### To do
Copy the data word for word, beginning at the first line and stopping after the line that contains "heart-icon[interactable]: ♥ [600, 579, 626, 605]".

### Input
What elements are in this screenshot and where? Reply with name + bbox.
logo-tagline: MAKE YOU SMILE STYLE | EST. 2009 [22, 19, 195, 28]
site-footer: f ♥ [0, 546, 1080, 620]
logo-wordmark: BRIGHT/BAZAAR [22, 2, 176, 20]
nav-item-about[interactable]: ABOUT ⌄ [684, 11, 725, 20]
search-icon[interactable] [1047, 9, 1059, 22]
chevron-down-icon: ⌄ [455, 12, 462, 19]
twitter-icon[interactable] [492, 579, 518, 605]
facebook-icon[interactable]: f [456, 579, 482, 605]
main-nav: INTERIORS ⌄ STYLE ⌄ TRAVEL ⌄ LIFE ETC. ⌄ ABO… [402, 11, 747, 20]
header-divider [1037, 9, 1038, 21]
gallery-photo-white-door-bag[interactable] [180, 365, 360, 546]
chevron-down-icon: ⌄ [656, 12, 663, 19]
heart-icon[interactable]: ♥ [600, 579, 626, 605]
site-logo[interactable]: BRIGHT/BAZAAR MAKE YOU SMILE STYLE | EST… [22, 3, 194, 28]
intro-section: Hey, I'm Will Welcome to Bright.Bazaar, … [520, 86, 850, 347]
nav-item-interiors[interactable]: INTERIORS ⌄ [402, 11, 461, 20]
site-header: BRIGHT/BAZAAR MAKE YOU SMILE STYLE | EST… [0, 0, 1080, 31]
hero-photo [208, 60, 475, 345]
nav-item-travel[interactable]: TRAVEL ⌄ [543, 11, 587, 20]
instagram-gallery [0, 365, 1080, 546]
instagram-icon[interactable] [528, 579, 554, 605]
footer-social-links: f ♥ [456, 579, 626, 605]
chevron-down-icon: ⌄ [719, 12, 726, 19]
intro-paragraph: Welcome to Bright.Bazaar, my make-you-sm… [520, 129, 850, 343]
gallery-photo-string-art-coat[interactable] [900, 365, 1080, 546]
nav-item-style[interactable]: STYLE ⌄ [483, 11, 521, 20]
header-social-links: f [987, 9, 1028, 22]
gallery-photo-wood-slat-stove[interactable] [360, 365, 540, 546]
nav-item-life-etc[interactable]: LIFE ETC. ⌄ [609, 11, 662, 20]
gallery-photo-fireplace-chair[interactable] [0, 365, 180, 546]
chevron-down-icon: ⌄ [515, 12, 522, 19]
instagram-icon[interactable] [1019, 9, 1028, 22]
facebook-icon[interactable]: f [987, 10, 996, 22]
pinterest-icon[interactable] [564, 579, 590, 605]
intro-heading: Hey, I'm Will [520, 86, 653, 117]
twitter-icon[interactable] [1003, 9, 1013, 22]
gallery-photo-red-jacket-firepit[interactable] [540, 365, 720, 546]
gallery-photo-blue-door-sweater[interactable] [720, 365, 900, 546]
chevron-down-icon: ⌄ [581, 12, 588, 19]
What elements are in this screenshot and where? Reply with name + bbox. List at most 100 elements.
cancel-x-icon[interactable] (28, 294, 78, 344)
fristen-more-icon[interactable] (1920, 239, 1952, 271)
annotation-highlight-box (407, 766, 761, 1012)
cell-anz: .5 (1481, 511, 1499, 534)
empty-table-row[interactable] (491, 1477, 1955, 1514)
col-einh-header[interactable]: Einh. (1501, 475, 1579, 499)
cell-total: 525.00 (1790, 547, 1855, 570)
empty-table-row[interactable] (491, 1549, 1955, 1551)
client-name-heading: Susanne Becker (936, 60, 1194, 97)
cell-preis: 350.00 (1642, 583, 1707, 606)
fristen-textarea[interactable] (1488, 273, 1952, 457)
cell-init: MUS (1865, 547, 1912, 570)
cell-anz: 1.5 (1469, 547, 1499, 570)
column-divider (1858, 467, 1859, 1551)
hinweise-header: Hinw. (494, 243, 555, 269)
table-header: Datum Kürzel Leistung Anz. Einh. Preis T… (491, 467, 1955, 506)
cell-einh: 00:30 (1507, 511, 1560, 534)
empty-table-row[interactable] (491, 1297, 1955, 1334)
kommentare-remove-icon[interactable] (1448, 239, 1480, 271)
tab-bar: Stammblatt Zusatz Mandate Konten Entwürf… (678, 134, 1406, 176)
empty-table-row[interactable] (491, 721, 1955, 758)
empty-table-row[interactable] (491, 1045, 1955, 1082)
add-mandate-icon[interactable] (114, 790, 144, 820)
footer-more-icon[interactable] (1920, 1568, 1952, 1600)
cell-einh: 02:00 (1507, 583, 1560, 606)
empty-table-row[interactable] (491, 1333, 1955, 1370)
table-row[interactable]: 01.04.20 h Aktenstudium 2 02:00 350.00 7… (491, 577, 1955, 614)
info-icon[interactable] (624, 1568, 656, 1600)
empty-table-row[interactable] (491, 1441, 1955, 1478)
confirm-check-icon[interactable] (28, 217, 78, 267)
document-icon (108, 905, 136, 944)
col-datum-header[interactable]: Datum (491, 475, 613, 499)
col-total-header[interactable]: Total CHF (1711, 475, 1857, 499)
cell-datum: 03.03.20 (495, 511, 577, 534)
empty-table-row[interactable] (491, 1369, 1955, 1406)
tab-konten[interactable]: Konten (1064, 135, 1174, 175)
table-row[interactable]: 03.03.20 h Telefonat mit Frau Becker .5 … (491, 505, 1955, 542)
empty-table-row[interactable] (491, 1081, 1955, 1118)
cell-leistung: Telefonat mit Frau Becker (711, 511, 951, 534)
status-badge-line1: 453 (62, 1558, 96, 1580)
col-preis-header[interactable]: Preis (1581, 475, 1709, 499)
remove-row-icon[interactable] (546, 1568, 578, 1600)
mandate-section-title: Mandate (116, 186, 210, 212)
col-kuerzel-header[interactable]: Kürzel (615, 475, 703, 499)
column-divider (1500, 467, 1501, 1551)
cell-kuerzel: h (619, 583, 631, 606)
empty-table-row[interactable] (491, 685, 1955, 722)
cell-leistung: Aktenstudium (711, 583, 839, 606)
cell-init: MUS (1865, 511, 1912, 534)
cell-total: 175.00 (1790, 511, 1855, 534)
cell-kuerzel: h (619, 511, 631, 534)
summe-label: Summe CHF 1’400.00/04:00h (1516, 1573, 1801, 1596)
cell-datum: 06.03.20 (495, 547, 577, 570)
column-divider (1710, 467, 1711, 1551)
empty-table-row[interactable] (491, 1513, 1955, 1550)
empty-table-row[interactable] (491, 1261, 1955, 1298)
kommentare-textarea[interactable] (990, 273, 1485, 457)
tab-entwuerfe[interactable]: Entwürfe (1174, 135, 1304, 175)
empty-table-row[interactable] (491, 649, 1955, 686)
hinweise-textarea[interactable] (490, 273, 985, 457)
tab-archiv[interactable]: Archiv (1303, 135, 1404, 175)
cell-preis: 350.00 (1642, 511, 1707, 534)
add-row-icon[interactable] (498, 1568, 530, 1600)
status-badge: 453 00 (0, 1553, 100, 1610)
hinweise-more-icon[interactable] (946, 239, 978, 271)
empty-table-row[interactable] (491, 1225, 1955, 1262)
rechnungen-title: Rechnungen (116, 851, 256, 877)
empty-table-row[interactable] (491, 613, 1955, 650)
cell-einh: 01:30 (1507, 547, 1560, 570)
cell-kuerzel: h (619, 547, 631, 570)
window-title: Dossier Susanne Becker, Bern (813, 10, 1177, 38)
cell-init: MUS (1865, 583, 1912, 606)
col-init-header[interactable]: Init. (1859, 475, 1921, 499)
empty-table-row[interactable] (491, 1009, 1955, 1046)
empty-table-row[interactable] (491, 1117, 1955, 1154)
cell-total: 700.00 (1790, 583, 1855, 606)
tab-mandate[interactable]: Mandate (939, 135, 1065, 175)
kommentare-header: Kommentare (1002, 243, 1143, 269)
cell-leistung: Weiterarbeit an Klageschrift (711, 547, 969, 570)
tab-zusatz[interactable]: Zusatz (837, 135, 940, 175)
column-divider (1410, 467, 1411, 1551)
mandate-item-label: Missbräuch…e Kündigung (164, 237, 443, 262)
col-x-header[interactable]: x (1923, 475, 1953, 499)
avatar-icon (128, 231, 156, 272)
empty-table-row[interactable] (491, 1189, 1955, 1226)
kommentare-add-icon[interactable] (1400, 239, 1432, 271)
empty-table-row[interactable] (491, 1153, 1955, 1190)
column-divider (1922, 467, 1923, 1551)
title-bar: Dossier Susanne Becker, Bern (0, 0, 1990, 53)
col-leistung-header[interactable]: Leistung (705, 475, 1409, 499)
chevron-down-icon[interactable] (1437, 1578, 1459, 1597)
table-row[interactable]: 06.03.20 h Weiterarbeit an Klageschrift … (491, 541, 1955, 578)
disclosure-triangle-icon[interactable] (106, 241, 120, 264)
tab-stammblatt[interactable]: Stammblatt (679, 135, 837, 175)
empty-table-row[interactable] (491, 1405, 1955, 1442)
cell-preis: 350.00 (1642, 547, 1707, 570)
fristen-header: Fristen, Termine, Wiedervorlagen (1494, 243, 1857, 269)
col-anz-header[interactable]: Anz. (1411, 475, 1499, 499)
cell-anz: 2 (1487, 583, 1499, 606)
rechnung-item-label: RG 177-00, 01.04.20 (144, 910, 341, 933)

### Reply to the task
What elements are in this screenshot and where? Reply with name + bbox.
logo-tagline: MAKE YOU SMILE STYLE | EST. 2009 [22, 19, 195, 28]
site-footer: f ♥ [0, 546, 1080, 620]
logo-wordmark: BRIGHT/BAZAAR [22, 2, 176, 20]
nav-item-about[interactable]: ABOUT ⌄ [684, 11, 725, 20]
search-icon[interactable] [1047, 9, 1059, 22]
chevron-down-icon: ⌄ [455, 12, 462, 19]
twitter-icon[interactable] [492, 579, 518, 605]
facebook-icon[interactable]: f [456, 579, 482, 605]
main-nav: INTERIORS ⌄ STYLE ⌄ TRAVEL ⌄ LIFE ETC. ⌄ ABO… [402, 11, 747, 20]
header-divider [1037, 9, 1038, 21]
gallery-photo-white-door-bag[interactable] [180, 365, 360, 546]
chevron-down-icon: ⌄ [656, 12, 663, 19]
heart-icon[interactable]: ♥ [600, 579, 626, 605]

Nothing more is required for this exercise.